Start of DATA SECTION

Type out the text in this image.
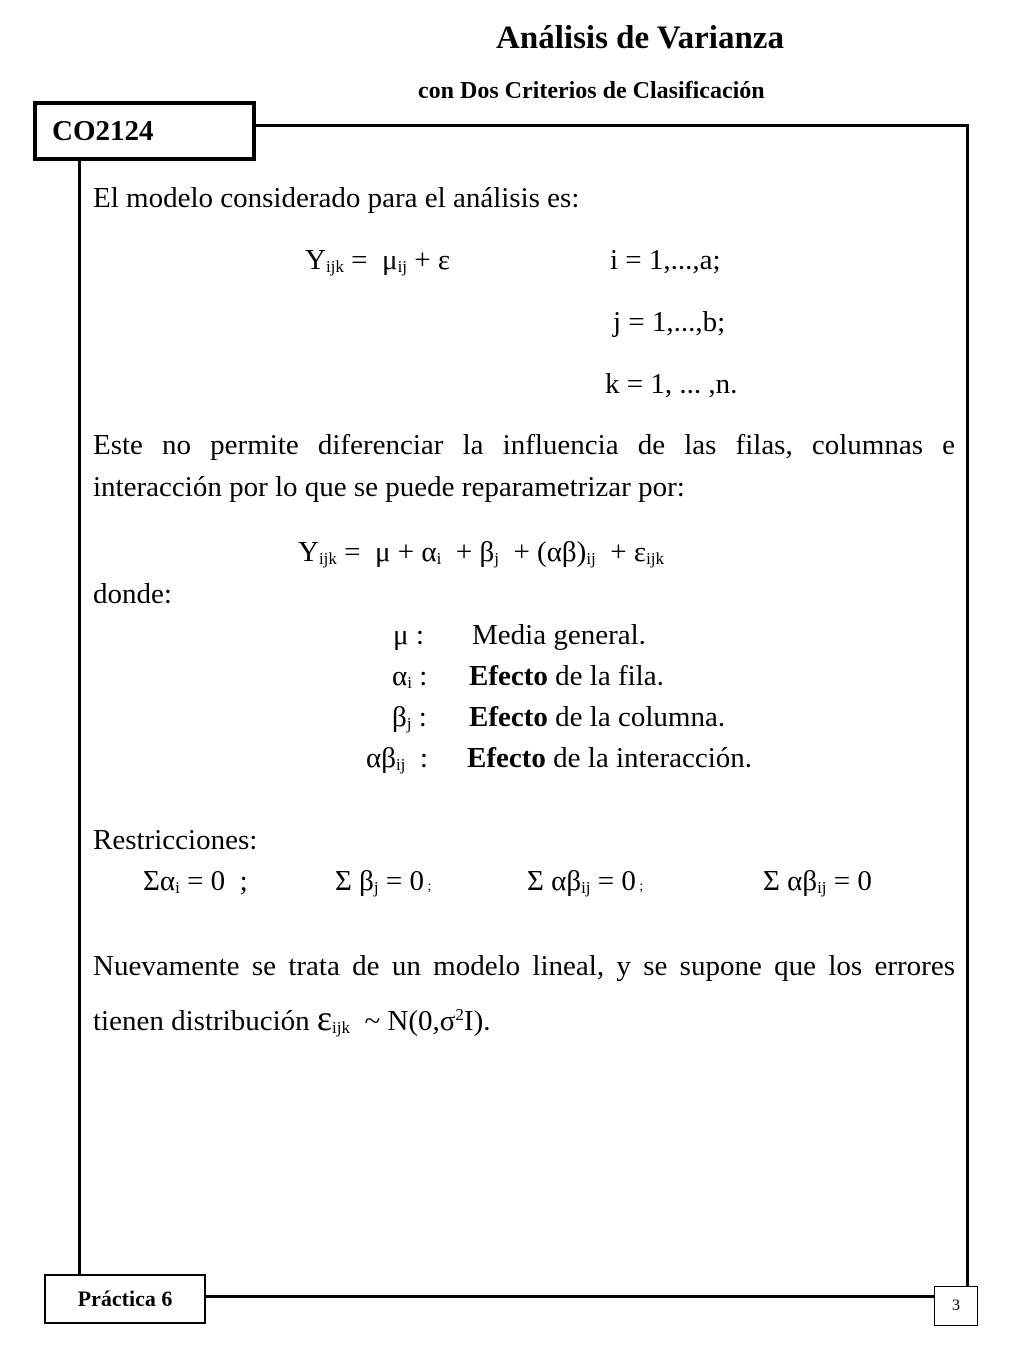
Análisis de Varianza
con Dos Criterios de Clasificación
CO2124
El modelo considerado para el análisis es:
Yijk =  μij + ε	i = 1,...,a;
j = 1,...,b;
k = 1, ... ,n.
Este no permite diferenciar la influencia de las filas, columnas e interacción por lo que se puede reparametrizar por:
Yijk =  μ + αi  + βj  + (αβ)ij  + εijk
donde:
μ : Media general.
αi : Efecto de la fila.
βj : Efecto de la columna.
αβij  : Efecto de la interacción.
Restricciones:
Σαi = 0  ;	Σ βj = 0 ;	Σ αβij = 0 ;	Σ αβij = 0
Nuevamente se trata de un modelo lineal, y se supone que los errores tienen distribución εijk  ~ $N(0,\sigma^2I)$.
Práctica 6	3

End of DATA SECTION

Leave out the pictures and output the rest of the material exactly as written.

Type out the text in this image.
Análisis de Varianza
con Dos Criterios de Clasificación
CO2124
El modelo considerado para el análisis es:
Yijk =  μij + ε	i = 1,...,a;
j = 1,...,b;
k = 1, ... ,n.
Este no permite diferenciar la influencia de las filas, columnas e interacción por lo que se puede reparametrizar por:
Yijk =  μ + αi  + βj  + (αβ)ij  + εijk
donde:
μ : Media general.
αi : Efecto de la fila.
βj : Efecto de la columna.
αβij  : Efecto de la interacción.
Restricciones:
Σαi = 0  ;	Σ βj = 0 ;	Σ αβij = 0 ;	Σ αβij = 0
Nuevamente se trata de un modelo lineal, y se supone que los errores tienen distribución εijk  ~ $N(0,\sigma^2I)$.
Práctica 6	3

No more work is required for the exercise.